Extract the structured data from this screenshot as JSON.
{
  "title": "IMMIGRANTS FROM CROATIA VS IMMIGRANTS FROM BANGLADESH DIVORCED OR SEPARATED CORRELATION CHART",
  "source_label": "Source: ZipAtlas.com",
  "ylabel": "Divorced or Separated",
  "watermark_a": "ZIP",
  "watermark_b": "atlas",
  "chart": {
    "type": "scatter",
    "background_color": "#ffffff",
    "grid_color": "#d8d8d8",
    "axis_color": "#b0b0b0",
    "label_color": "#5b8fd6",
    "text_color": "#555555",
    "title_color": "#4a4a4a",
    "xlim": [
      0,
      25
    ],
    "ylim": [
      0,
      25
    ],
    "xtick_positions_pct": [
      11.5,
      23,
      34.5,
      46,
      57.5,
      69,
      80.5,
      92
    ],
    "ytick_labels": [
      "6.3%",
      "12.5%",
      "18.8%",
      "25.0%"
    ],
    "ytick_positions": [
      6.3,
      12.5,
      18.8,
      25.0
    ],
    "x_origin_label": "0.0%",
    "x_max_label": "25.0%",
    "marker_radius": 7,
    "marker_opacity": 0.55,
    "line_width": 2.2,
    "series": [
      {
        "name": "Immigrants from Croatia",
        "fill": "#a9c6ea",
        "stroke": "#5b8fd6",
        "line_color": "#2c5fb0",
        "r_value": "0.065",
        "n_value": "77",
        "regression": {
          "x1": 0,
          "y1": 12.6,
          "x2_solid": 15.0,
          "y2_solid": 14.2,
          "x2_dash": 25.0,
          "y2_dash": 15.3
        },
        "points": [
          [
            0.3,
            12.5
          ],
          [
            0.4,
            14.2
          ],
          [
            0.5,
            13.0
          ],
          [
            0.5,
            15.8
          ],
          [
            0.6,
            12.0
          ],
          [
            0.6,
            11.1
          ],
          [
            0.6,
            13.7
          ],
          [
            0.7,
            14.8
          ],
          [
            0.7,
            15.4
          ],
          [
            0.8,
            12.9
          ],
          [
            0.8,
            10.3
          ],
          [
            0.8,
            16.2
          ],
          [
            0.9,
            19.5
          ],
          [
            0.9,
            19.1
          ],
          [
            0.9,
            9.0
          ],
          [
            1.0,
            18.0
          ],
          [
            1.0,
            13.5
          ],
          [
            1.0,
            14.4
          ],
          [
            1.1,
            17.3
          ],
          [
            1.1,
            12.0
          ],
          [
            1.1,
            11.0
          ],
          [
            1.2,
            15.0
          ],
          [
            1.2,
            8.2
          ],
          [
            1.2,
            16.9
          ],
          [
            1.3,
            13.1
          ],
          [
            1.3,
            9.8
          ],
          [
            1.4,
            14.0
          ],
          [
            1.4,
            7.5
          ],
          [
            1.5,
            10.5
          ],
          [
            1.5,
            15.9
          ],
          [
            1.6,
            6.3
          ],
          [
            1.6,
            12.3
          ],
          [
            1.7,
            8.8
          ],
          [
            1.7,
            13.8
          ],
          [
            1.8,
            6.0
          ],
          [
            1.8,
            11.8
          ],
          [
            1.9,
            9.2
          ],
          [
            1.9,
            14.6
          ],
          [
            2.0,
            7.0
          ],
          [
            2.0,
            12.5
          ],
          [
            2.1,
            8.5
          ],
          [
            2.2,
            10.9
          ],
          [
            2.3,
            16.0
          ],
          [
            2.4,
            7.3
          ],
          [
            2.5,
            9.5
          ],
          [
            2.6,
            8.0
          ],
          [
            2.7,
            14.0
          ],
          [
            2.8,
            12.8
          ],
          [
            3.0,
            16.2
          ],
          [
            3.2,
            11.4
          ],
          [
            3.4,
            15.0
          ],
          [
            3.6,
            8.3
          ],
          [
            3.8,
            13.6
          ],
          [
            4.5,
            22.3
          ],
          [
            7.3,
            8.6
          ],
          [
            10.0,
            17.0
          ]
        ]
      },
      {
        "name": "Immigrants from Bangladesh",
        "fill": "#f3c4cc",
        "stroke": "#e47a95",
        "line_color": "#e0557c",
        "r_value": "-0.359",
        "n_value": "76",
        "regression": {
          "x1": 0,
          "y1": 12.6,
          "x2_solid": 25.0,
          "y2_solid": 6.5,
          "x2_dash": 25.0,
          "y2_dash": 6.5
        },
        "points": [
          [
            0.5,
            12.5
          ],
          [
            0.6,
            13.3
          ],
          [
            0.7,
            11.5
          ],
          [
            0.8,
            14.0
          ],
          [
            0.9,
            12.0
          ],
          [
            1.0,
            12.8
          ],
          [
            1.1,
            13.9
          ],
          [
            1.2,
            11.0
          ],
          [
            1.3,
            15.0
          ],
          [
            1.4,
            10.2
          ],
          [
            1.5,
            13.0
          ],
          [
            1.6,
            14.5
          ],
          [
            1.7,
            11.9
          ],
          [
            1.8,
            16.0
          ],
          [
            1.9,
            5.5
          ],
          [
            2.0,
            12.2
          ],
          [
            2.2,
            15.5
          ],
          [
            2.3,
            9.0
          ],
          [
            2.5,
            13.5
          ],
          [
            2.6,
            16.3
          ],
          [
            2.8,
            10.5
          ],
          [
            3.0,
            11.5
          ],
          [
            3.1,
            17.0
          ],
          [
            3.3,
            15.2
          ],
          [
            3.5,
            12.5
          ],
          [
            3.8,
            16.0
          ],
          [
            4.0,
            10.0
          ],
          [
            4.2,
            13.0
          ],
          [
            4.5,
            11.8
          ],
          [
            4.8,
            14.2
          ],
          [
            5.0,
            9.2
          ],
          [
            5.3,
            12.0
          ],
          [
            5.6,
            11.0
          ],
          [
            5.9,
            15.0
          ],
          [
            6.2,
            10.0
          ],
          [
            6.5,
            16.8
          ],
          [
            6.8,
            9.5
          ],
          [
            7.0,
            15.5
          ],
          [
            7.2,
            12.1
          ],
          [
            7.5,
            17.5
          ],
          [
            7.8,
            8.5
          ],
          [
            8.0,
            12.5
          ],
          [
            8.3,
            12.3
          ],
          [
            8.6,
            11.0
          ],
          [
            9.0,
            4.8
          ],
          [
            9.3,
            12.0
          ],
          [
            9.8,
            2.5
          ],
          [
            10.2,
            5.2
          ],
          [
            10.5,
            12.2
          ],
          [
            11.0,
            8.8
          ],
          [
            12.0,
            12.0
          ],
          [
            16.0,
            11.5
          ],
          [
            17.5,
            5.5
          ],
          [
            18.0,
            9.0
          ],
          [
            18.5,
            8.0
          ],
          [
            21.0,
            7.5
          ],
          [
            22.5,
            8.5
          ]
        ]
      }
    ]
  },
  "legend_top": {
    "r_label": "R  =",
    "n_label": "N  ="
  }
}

■ WRITTEN REQUEST ■
Nothing should be left out: return all of the records exactly.

■ TASK SOLUTION ■
Extract the structured data from this screenshot as JSON.
{
  "title": "IMMIGRANTS FROM CROATIA VS IMMIGRANTS FROM BANGLADESH DIVORCED OR SEPARATED CORRELATION CHART",
  "source_label": "Source: ZipAtlas.com",
  "ylabel": "Divorced or Separated",
  "watermark_a": "ZIP",
  "watermark_b": "atlas",
  "chart": {
    "type": "scatter",
    "background_color": "#ffffff",
    "grid_color": "#d8d8d8",
    "axis_color": "#b0b0b0",
    "label_color": "#5b8fd6",
    "text_color": "#555555",
    "title_color": "#4a4a4a",
    "xlim": [
      0,
      25
    ],
    "ylim": [
      0,
      25
    ],
    "xtick_positions_pct": [
      11.5,
      23,
      34.5,
      46,
      57.5,
      69,
      80.5,
      92
    ],
    "ytick_labels": [
      "6.3%",
      "12.5%",
      "18.8%",
      "25.0%"
    ],
    "ytick_positions": [
      6.3,
      12.5,
      18.8,
      25.0
    ],
    "x_origin_label": "0.0%",
    "x_max_label": "25.0%",
    "marker_radius": 7,
    "marker_opacity": 0.55,
    "line_width": 2.2,
    "series": [
      {
        "name": "Immigrants from Croatia",
        "fill": "#a9c6ea",
        "stroke": "#5b8fd6",
        "line_color": "#2c5fb0",
        "r_value": "0.065",
        "n_value": "77",
        "regression": {
          "x1": 0,
          "y1": 12.6,
          "x2_solid": 15.0,
          "y2_solid": 14.2,
          "x2_dash": 25.0,
          "y2_dash": 15.3
        },
        "points": [
          [
            0.3,
            12.5
          ],
          [
            0.4,
            14.2
          ],
          [
            0.5,
            13.0
          ],
          [
            0.5,
            15.8
          ],
          [
            0.6,
            12.0
          ],
          [
            0.6,
            11.1
          ],
          [
            0.6,
            13.7
          ],
          [
            0.7,
            14.8
          ],
          [
            0.7,
            15.4
          ],
          [
            0.8,
            12.9
          ],
          [
            0.8,
            10.3
          ],
          [
            0.8,
            16.2
          ],
          [
            0.9,
            19.5
          ],
          [
            0.9,
            19.1
          ],
          [
            0.9,
            9.0
          ],
          [
            1.0,
            18.0
          ],
          [
            1.0,
            13.5
          ],
          [
            1.0,
            14.4
          ],
          [
            1.1,
            17.3
          ],
          [
            1.1,
            12.0
          ],
          [
            1.1,
            11.0
          ],
          [
            1.2,
            15.0
          ],
          [
            1.2,
            8.2
          ],
          [
            1.2,
            16.9
          ],
          [
            1.3,
            13.1
          ],
          [
            1.3,
            9.8
          ],
          [
            1.4,
            14.0
          ],
          [
            1.4,
            7.5
          ],
          [
            1.5,
            10.5
          ],
          [
            1.5,
            15.9
          ],
          [
            1.6,
            6.3
          ],
          [
            1.6,
            12.3
          ],
          [
            1.7,
            8.8
          ],
          [
            1.7,
            13.8
          ],
          [
            1.8,
            6.0
          ],
          [
            1.8,
            11.8
          ],
          [
            1.9,
            9.2
          ],
          [
            1.9,
            14.6
          ],
          [
            2.0,
            7.0
          ],
          [
            2.0,
            12.5
          ],
          [
            2.1,
            8.5
          ],
          [
            2.2,
            10.9
          ],
          [
            2.3,
            16.0
          ],
          [
            2.4,
            7.3
          ],
          [
            2.5,
            9.5
          ],
          [
            2.6,
            8.0
          ],
          [
            2.7,
            14.0
          ],
          [
            2.8,
            12.8
          ],
          [
            3.0,
            16.2
          ],
          [
            3.2,
            11.4
          ],
          [
            3.4,
            15.0
          ],
          [
            3.6,
            8.3
          ],
          [
            3.8,
            13.6
          ],
          [
            4.5,
            22.3
          ],
          [
            7.3,
            8.6
          ],
          [
            10.0,
            17.0
          ]
        ]
      },
      {
        "name": "Immigrants from Bangladesh",
        "fill": "#f3c4cc",
        "stroke": "#e47a95",
        "line_color": "#e0557c",
        "r_value": "-0.359",
        "n_value": "76",
        "regression": {
          "x1": 0,
          "y1": 12.6,
          "x2_solid": 25.0,
          "y2_solid": 6.5,
          "x2_dash": 25.0,
          "y2_dash": 6.5
        },
        "points": [
          [
            0.5,
            12.5
          ],
          [
            0.6,
            13.3
          ],
          [
            0.7,
            11.5
          ],
          [
            0.8,
            14.0
          ],
          [
            0.9,
            12.0
          ],
          [
            1.0,
            12.8
          ],
          [
            1.1,
            13.9
          ],
          [
            1.2,
            11.0
          ],
          [
            1.3,
            15.0
          ],
          [
            1.4,
            10.2
          ],
          [
            1.5,
            13.0
          ],
          [
            1.6,
            14.5
          ],
          [
            1.7,
            11.9
          ],
          [
            1.8,
            16.0
          ],
          [
            1.9,
            5.5
          ],
          [
            2.0,
            12.2
          ],
          [
            2.2,
            15.5
          ],
          [
            2.3,
            9.0
          ],
          [
            2.5,
            13.5
          ],
          [
            2.6,
            16.3
          ],
          [
            2.8,
            10.5
          ],
          [
            3.0,
            11.5
          ],
          [
            3.1,
            17.0
          ],
          [
            3.3,
            15.2
          ],
          [
            3.5,
            12.5
          ],
          [
            3.8,
            16.0
          ],
          [
            4.0,
            10.0
          ],
          [
            4.2,
            13.0
          ],
          [
            4.5,
            11.8
          ],
          [
            4.8,
            14.2
          ],
          [
            5.0,
            9.2
          ],
          [
            5.3,
            12.0
          ],
          [
            5.6,
            11.0
          ],
          [
            5.9,
            15.0
          ],
          [
            6.2,
            10.0
          ],
          [
            6.5,
            16.8
          ],
          [
            6.8,
            9.5
          ],
          [
            7.0,
            15.5
          ],
          [
            7.2,
            12.1
          ],
          [
            7.5,
            17.5
          ],
          [
            7.8,
            8.5
          ],
          [
            8.0,
            12.5
          ],
          [
            8.3,
            12.3
          ],
          [
            8.6,
            11.0
          ],
          [
            9.0,
            4.8
          ],
          [
            9.3,
            12.0
          ],
          [
            9.8,
            2.5
          ],
          [
            10.2,
            5.2
          ],
          [
            10.5,
            12.2
          ],
          [
            11.0,
            8.8
          ],
          [
            12.0,
            12.0
          ],
          [
            16.0,
            11.5
          ],
          [
            17.5,
            5.5
          ],
          [
            18.0,
            9.0
          ],
          [
            18.5,
            8.0
          ],
          [
            21.0,
            7.5
          ],
          [
            22.5,
            8.5
          ]
        ]
      }
    ]
  },
  "legend_top": {
    "r_label": "R  =",
    "n_label": "N  ="
  }
}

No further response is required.